begin
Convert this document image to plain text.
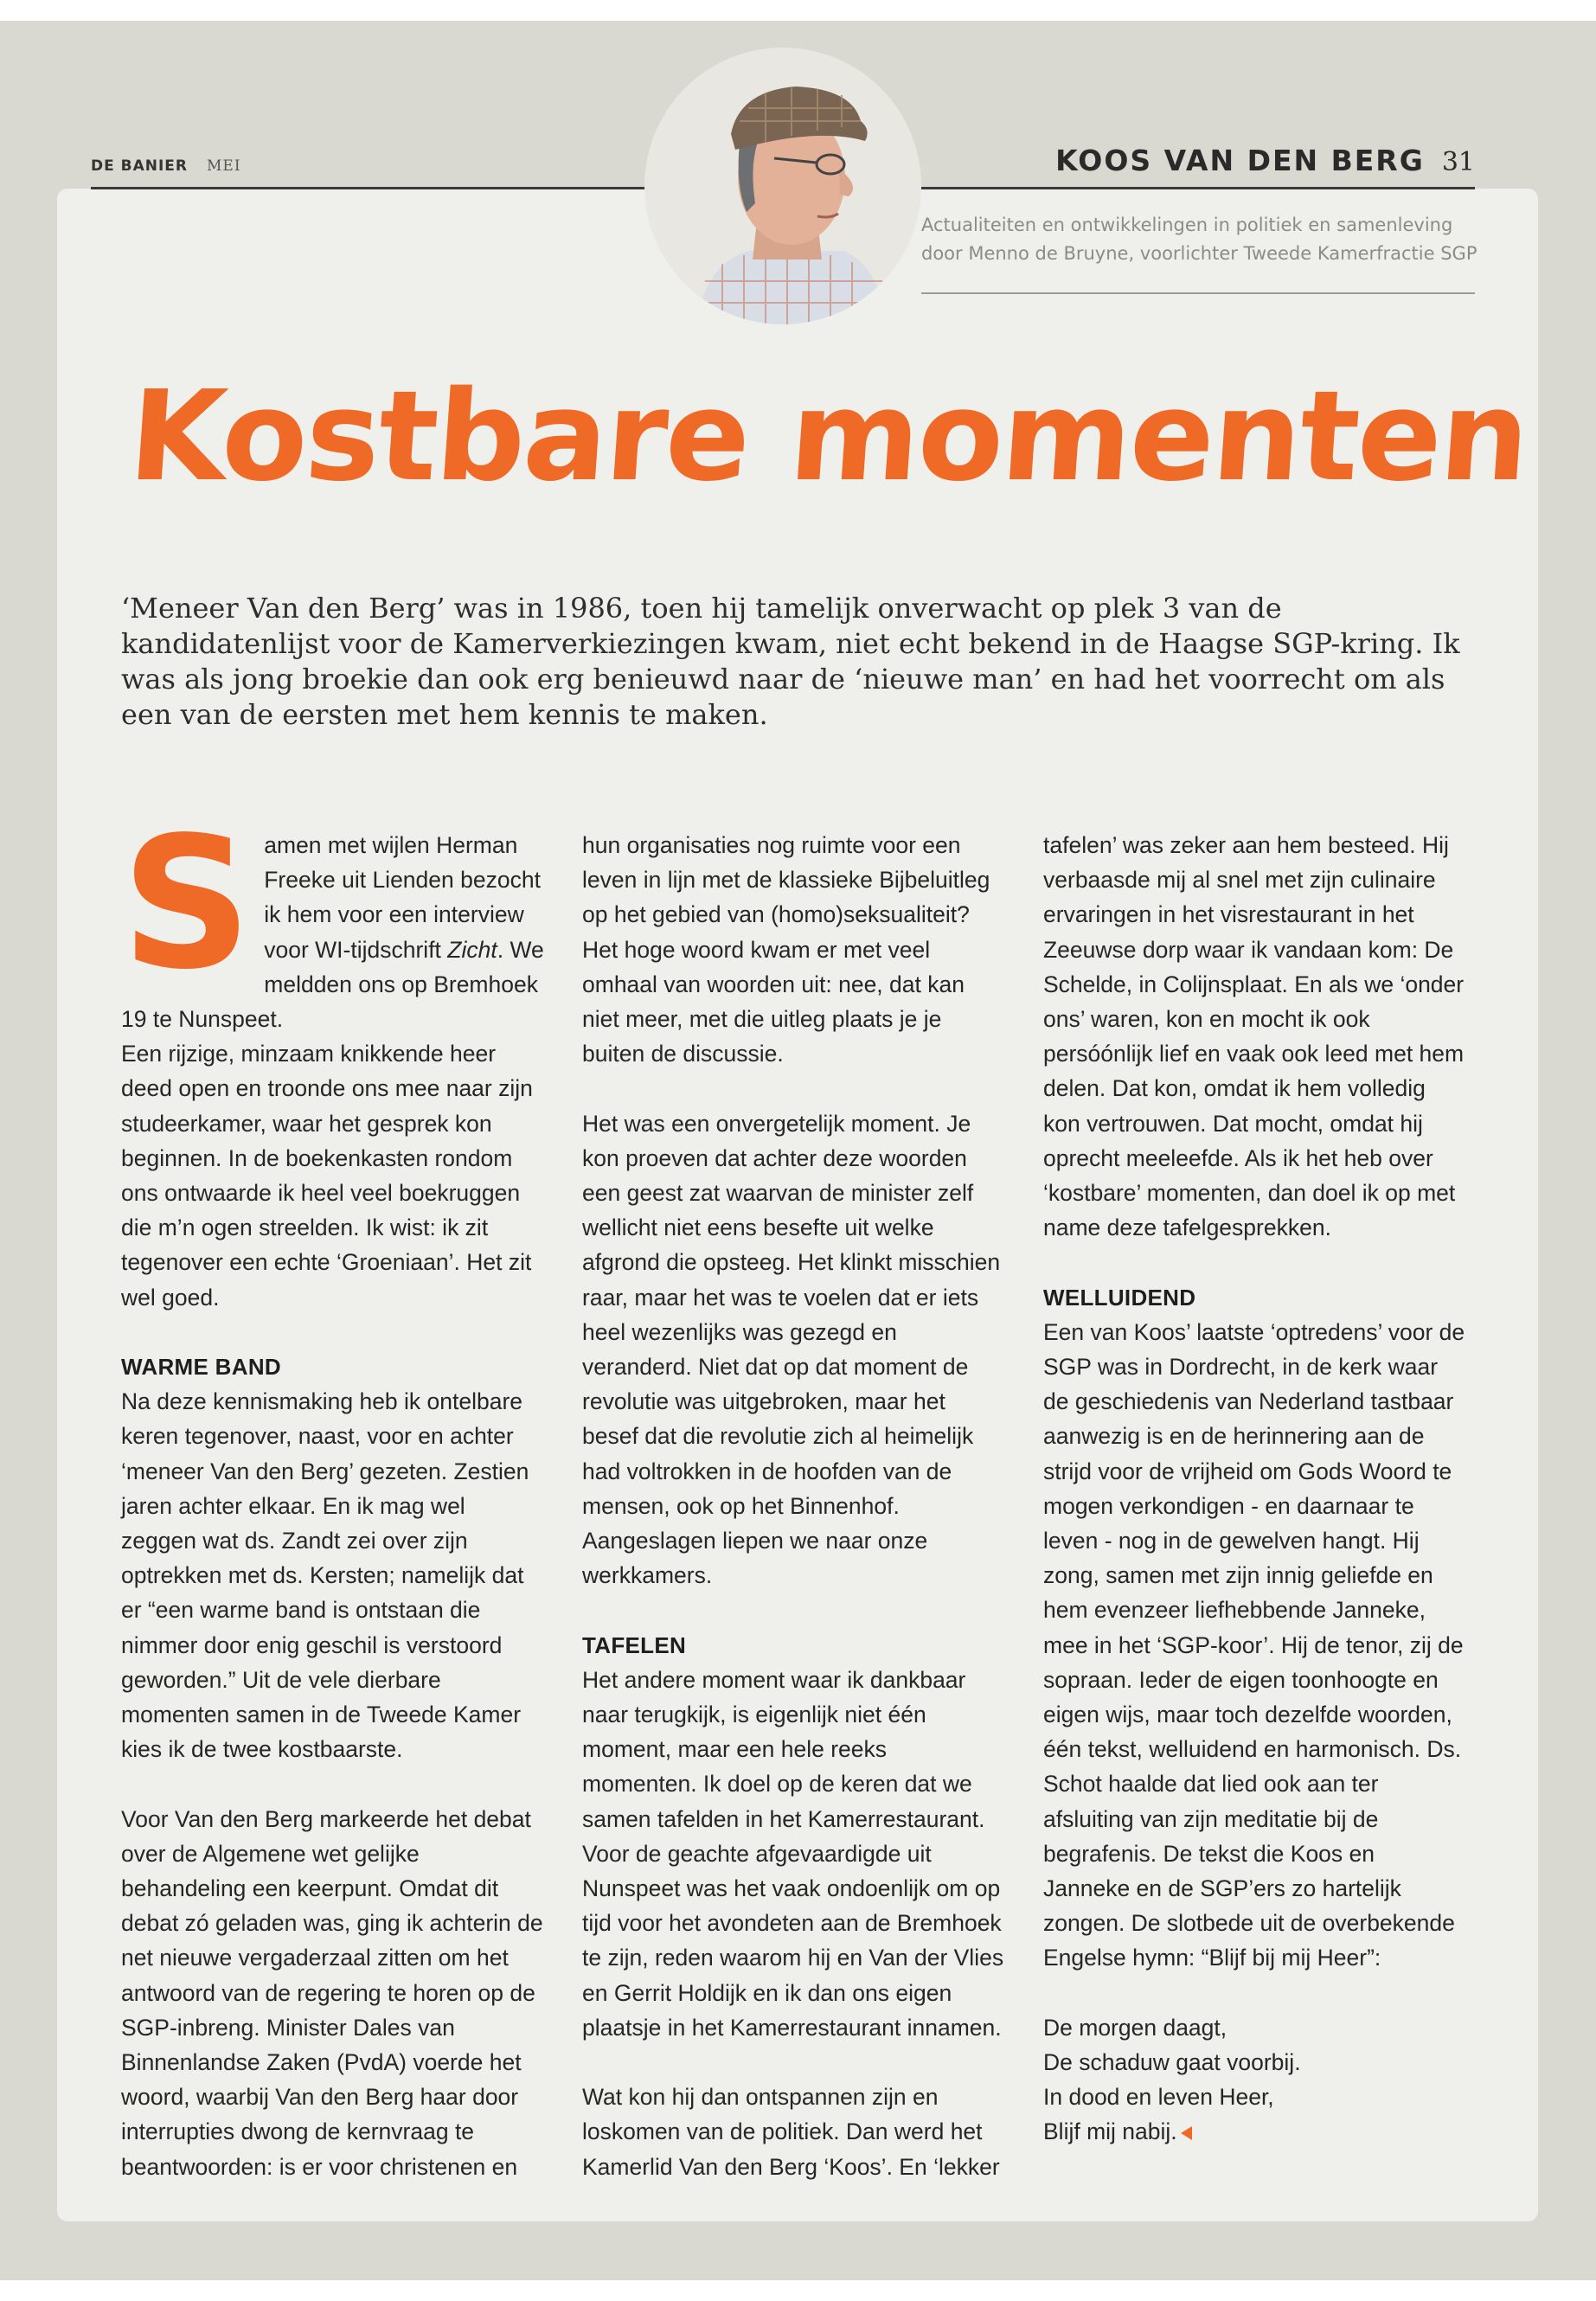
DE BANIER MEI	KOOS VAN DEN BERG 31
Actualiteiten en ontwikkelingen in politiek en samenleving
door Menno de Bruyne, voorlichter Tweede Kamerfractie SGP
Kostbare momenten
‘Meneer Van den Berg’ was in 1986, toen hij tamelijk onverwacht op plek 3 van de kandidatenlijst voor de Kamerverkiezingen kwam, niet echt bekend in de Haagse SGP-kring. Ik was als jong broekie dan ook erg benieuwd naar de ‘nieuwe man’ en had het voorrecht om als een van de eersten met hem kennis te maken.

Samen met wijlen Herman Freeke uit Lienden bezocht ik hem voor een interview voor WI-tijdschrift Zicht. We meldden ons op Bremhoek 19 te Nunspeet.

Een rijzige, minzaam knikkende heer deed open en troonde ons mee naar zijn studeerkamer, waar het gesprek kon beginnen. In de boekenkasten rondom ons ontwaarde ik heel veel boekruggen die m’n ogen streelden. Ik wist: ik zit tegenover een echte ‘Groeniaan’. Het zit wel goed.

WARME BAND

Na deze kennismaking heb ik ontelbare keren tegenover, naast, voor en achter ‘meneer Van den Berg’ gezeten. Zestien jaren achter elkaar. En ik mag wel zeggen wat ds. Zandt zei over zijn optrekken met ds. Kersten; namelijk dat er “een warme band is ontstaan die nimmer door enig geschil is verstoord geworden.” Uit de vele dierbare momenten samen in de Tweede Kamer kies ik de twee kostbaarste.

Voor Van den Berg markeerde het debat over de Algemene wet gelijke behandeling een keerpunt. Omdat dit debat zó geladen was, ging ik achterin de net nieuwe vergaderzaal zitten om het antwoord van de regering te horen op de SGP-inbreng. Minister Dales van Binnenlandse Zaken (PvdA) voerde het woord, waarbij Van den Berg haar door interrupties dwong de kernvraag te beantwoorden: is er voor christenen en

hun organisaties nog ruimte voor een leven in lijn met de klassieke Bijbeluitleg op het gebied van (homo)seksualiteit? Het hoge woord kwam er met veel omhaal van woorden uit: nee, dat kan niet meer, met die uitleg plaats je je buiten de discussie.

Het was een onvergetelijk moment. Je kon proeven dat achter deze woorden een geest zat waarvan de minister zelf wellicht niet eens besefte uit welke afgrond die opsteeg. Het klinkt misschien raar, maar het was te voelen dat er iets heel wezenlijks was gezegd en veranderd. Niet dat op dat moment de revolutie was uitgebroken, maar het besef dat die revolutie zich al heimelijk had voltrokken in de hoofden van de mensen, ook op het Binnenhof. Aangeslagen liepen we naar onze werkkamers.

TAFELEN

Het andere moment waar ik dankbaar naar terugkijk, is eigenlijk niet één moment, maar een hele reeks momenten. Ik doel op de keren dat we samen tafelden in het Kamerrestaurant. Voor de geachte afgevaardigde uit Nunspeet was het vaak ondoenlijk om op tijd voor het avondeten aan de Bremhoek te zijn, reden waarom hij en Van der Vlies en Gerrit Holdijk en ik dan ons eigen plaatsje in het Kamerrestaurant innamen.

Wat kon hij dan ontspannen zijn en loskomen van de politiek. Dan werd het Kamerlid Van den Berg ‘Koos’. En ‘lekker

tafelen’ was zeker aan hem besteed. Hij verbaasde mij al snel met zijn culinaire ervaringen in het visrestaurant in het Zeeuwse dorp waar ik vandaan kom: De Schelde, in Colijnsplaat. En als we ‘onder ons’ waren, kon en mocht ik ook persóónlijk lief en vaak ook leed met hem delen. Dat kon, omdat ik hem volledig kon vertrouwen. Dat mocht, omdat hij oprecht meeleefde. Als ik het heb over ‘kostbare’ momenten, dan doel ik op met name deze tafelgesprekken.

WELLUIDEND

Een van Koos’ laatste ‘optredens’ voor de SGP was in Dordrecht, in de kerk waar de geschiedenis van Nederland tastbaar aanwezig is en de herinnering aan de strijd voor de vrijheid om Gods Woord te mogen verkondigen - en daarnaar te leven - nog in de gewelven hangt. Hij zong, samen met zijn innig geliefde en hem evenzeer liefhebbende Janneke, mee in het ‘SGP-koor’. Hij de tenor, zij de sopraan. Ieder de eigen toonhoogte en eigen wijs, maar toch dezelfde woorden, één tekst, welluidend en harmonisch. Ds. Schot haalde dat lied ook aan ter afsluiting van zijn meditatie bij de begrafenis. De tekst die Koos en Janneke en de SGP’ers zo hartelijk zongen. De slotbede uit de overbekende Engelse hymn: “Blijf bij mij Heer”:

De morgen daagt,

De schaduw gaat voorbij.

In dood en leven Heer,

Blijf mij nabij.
end
### Stated task
Every line holding "nieuwe" should be copied out.

### Response to the task
‘Meneer Van den Berg’ was in 1986, toen hij tamelijk onverwacht op plek 3 van de kandidatenlijst voor de Kamerverkiezingen kwam, niet echt bekend in de Haagse SGP-kring. Ik was als jong broekie dan ook erg benieuwd naar de ‘nieuwe man’ en had het voorrecht om als een van de eersten met hem kennis te maken.
Voor Van den Berg markeerde het debat over de Algemene wet gelijke behandeling een keerpunt. Omdat dit debat zó geladen was, ging ik achterin de net nieuwe vergaderzaal zitten om het antwoord van de regering te horen op de SGP-inbreng. Minister Dales van Binnenlandse Zaken (PvdA) voerde het woord, waarbij Van den Berg haar door interrupties dwong de kernvraag te beantwoorden: is er voor christenen en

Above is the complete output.